Excerpts from a figure dataset
= = = =

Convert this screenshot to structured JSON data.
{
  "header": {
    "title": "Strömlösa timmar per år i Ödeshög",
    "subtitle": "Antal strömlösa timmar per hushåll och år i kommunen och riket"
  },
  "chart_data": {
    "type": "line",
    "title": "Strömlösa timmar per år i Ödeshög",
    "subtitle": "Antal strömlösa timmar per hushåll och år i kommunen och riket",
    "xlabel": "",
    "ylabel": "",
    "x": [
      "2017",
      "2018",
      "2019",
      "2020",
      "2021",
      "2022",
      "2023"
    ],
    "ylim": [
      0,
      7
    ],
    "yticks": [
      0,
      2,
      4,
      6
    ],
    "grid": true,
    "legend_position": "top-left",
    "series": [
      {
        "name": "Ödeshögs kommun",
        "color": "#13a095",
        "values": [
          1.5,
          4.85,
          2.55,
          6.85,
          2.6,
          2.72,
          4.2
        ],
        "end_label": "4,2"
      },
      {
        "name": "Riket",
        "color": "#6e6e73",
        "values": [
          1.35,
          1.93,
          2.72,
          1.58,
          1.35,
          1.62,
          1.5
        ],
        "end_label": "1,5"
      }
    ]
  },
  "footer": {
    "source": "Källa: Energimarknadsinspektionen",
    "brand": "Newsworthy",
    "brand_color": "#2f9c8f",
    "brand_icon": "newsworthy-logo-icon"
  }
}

= = = =

To be done:
Return all the lines that contain the string "hushåll".

Response for this exercise:
    "subtitle": "Antal strömlösa timmar per hushåll och år i kommunen och riket"
    "subtitle": "Antal strömlösa timmar per hushåll och år i kommunen och riket",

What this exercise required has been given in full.